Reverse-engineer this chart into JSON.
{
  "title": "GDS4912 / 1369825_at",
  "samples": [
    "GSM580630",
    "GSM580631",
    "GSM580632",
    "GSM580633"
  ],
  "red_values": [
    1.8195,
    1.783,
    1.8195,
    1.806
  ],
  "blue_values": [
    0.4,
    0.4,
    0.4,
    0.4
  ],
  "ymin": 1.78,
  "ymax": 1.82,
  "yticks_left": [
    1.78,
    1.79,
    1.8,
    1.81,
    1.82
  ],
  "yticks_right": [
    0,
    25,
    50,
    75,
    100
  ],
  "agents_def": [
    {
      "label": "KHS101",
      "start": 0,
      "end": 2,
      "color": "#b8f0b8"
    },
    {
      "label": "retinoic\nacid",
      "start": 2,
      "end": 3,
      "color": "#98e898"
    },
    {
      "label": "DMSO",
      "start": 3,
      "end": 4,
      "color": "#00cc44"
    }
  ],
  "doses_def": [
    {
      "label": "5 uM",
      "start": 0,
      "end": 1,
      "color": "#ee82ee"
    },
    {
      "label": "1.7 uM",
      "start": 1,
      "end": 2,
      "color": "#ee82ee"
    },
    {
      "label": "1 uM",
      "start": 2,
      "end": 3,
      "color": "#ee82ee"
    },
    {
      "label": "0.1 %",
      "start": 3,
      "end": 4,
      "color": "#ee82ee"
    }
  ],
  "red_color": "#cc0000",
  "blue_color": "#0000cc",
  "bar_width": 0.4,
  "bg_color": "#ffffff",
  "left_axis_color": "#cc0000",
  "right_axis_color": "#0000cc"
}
────────────────
**Goal of the exercise**
Make a copy of each line that contains the string "label".

**Written solution**
      "label": "KHS101",
      "label": "retinoic\nacid",
      "label": "DMSO",
      "label": "5 uM",
      "label": "1.7 uM",
      "label": "1 uM",
      "label": "0.1 %",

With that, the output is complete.